━━ Quoted text

Those citizens who chose not to marry during that time are simply out of luck, unable to have their love and commitment recognized by the state.

At it's core, Prop. 8 was a vote by a small majority of voters that took away legal rights of a group of citizens.

How is this possibly legal?

Haven't we seen this before? They may have been called Jim Crow laws, but the sentiment feels largely the same.

Honestly, we think the state may just need to get out of the marriage business.

If the government can't figure out to treat everyone with the same rights and privileges, it goes against the ideals of equality we try to preach around the world.

Let's end the hypocrisy.

Of course, the gay rights issues are not really legal issues. If the argument is fought on legal grounds, the positions against gay rights become hard to defend.

That's where the moral argument comes in.

By arguing religious beliefs and tenets as absolute legal facts, by tossing out words like "decaying family values," "sanctity of marriage" and "Sodom and Gomorrah," hate becomes legislation.

With the divorce rate being what it is, isn't the "sanctity of marriage" a contradiction in terms?

Do we really want our government acting as a force for morality?

Aren't they usually the poster children for immoral behavior?

Moral debates and moral issues belong in our churches, synagogues, mosques and other places of worship, not in the halls of our statehouses.

━━━━

# Given request a:
According to the Prop. 8 passage, where do moral debates and moral issues belong?

━━ Input rows

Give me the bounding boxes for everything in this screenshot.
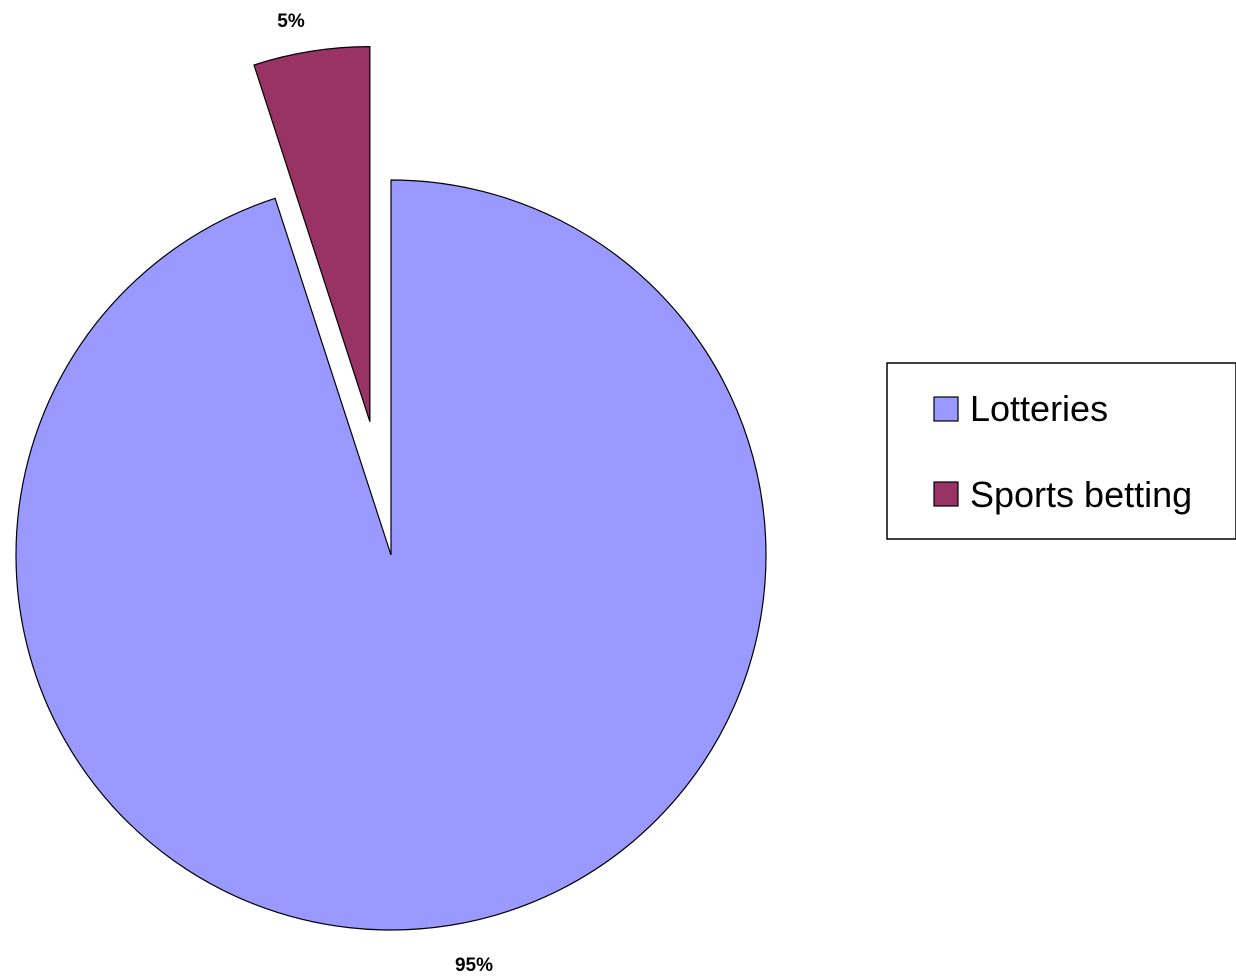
data-label-sports-betting: 5% — [277, 11, 305, 32]
pie-slice-sports-betting — [253, 46, 371, 422]
legend-swatch-sports-betting — [933, 481, 959, 507]
data-label-lotteries: 95% — [455, 955, 493, 976]
legend-label-sports-betting: Sports betting — [970, 474, 1192, 515]
legend-swatch-lotteries — [933, 396, 959, 422]
legend-label-lotteries: Lotteries — [970, 388, 1108, 429]
data-labels: 95% 5% — [277, 11, 493, 976]
pie-slice-lotteries — [15, 179, 767, 931]
legend-entry-lotteries: Lotteries — [933, 388, 1108, 429]
legend-box — [886, 362, 1236, 540]
pie-slices — [15, 46, 767, 931]
legend: Lotteries Sports betting — [886, 362, 1236, 540]
legend-entry-sports-betting: Sports betting — [933, 474, 1192, 515]
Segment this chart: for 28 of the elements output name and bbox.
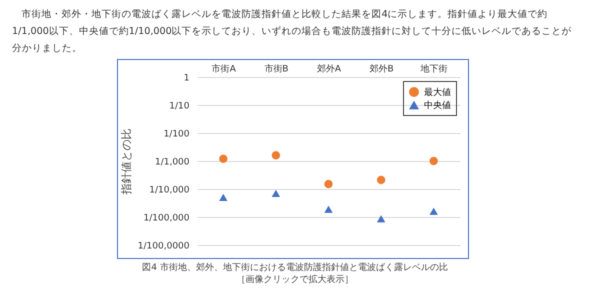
y-tick-label: 1/100,0000 xyxy=(138,242,190,252)
x-tick-label: 市街B xyxy=(264,64,288,74)
y-axis-title: 指針値との比 xyxy=(120,128,133,196)
y-tick-label: 1/1,000 xyxy=(154,158,190,168)
point xyxy=(219,154,228,163)
x-tick-label: 地下街 xyxy=(420,64,448,74)
legend-label: 最大値 xyxy=(424,87,451,98)
y-tick-label: 1/10,000 xyxy=(149,186,190,196)
y-tick-label: 1/100,000 xyxy=(144,214,190,224)
y-tick-label: 1/100 xyxy=(164,130,190,140)
text: ［画像クリックで拡大表示］ xyxy=(236,274,354,286)
point xyxy=(376,215,386,222)
point xyxy=(376,176,386,184)
y-tick-label: 1 xyxy=(184,74,190,84)
chart-title: 市街地・郊外・地下街の電波ばく露レベルを電波防護指針値と比較した結果を図4に示します。指針値より最大値で約1/1,000以下、中央値で約1/10,000以下を示しており、いずれの場合も電波防護指針に対して十分に低いレベルであることが分かりました。 xyxy=(11,8,573,56)
point xyxy=(324,206,333,213)
point xyxy=(272,151,280,160)
point xyxy=(430,208,438,215)
x-tick-label: 郊外B xyxy=(370,64,394,74)
legend-label: 中央値 xyxy=(424,100,451,111)
x-tick-label: 市街A xyxy=(212,64,237,74)
x-tick-label: 郊外A xyxy=(316,64,342,74)
y-tick-label: 1/10 xyxy=(169,102,190,112)
point xyxy=(219,194,228,202)
point xyxy=(272,190,280,197)
point xyxy=(430,156,438,166)
point xyxy=(324,180,333,188)
caption: 図4 市街地、郊外、地下街における電波防護指針値と電波ばく露レベルの比 xyxy=(141,262,449,274)
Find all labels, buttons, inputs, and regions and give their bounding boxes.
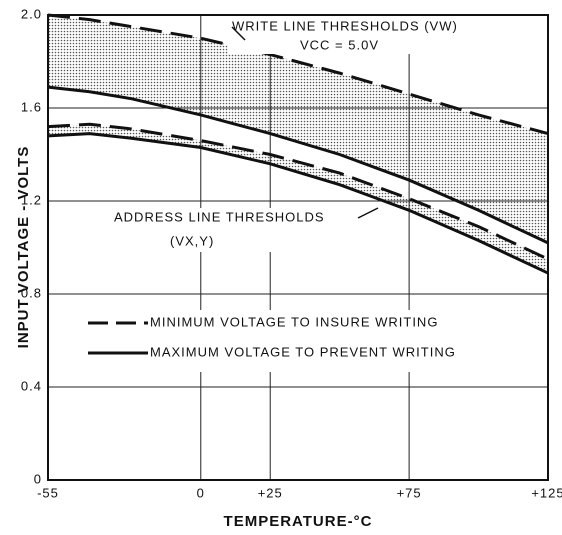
annotation: VCC = 5.0V bbox=[300, 37, 379, 52]
y-tick-label: 1.2 bbox=[21, 192, 42, 207]
annotation-background bbox=[228, 16, 528, 54]
line bbox=[47, 13, 549, 136]
y-tick-label: 0 bbox=[34, 471, 42, 486]
plot-frame bbox=[47, 14, 549, 481]
leader-line bbox=[231, 26, 246, 41]
legend-label: MAXIMUM VOLTAGE TO PREVENT WRITING bbox=[150, 344, 456, 359]
annotation: (VX,Y) bbox=[170, 233, 214, 248]
x-tick-label: 0 bbox=[197, 485, 205, 500]
y-tick-label: 2.0 bbox=[21, 6, 42, 21]
x-tick-label: +125 bbox=[531, 485, 562, 500]
leader-line bbox=[357, 207, 379, 219]
y-tick-label: 0.4 bbox=[21, 378, 42, 393]
x-tick-label: +75 bbox=[397, 485, 422, 500]
x-axis-label: TEMPERATURE-°C bbox=[224, 513, 373, 530]
y-axis-label: INPUT VOLTAGE - VOLTS bbox=[15, 146, 32, 349]
line bbox=[47, 85, 549, 245]
x-tick-label: -55 bbox=[37, 485, 59, 500]
legend-label: MINIMUM VOLTAGE TO INSURE WRITING bbox=[150, 314, 438, 329]
x-tick-label: +25 bbox=[258, 485, 283, 500]
y-tick-label: 0.8 bbox=[21, 285, 42, 300]
line bbox=[47, 122, 549, 261]
annotation: WRITE LINE THRESHOLDS (VW) bbox=[232, 18, 458, 33]
annotation: ADDRESS LINE THRESHOLDS bbox=[114, 209, 325, 224]
line bbox=[47, 132, 549, 275]
y-tick-label: 1.6 bbox=[21, 99, 42, 114]
legend-background bbox=[70, 310, 540, 372]
annotation-background bbox=[110, 208, 360, 252]
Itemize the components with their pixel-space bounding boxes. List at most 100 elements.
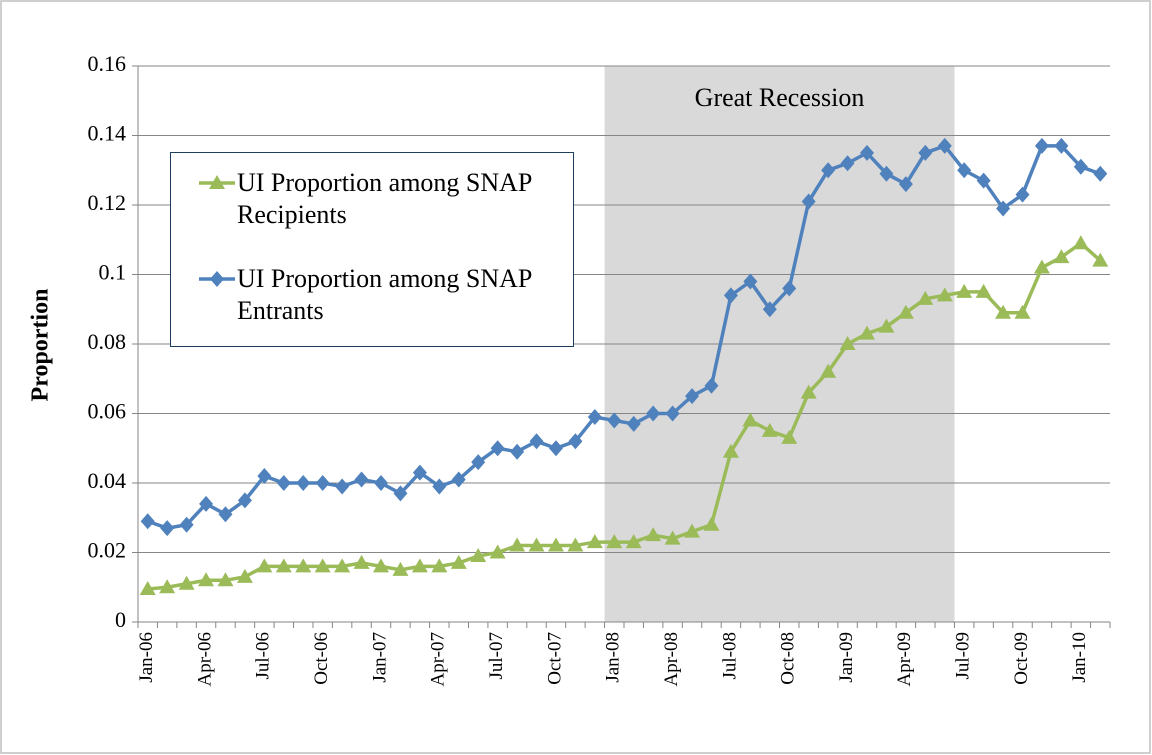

━━━━

# Given request b:
Put the listing, starting at its first line and ending at the line that contains "Segment this chart: for", into a Markdown table with the columns Num and Line. Give each row a number, and leave out blank lines and pictures.

# Right answer a:
In churches, synagogues, mosques and other places of worship, not in the halls of statehouses.

# Right answer b:
| Num | Line |
|---|---|
| 1 | Give me the bounding boxes for everything in this screenshot. |
| 2 | data-label-sports-betting: 5% — [277, 11, 305, 32] |
| 3 | pie-slice-sports-betting — [253, 46, 371, 422] |
| 4 | legend-swatch-sports-betting — [933, 481, 959, 507] |
| 5 | data-label-lotteries: 95% — [455, 955, 493, 976] |
| 6 | legend-label-sports-betting: Sports betting — [970, 474, 1192, 515] |
| 7 | legend-swatch-lotteries — [933, 396, 959, 422] |
| 8 | legend-label-lotteries: Lotteries — [970, 388, 1108, 429] |
| 9 | data-labels: 95% 5% — [277, 11, 493, 976] |
| 10 | pie-slice-lotteries — [15, 179, 767, 931] |
| 11 | legend-entry-lotteries: Lotteries — [933, 388, 1108, 429] |
| 12 | legend-box — [886, 362, 1236, 540] |
| 13 | pie-slices — [15, 46, 767, 931] |
| 14 | legend: Lotteries Sports betting — [886, 362, 1236, 540] |
| 15 | legend-entry-sports-betting: Sports betting — [933, 474, 1192, 515] |
| 16 | Segment this chart: for 28 of the elements output name and bbox. |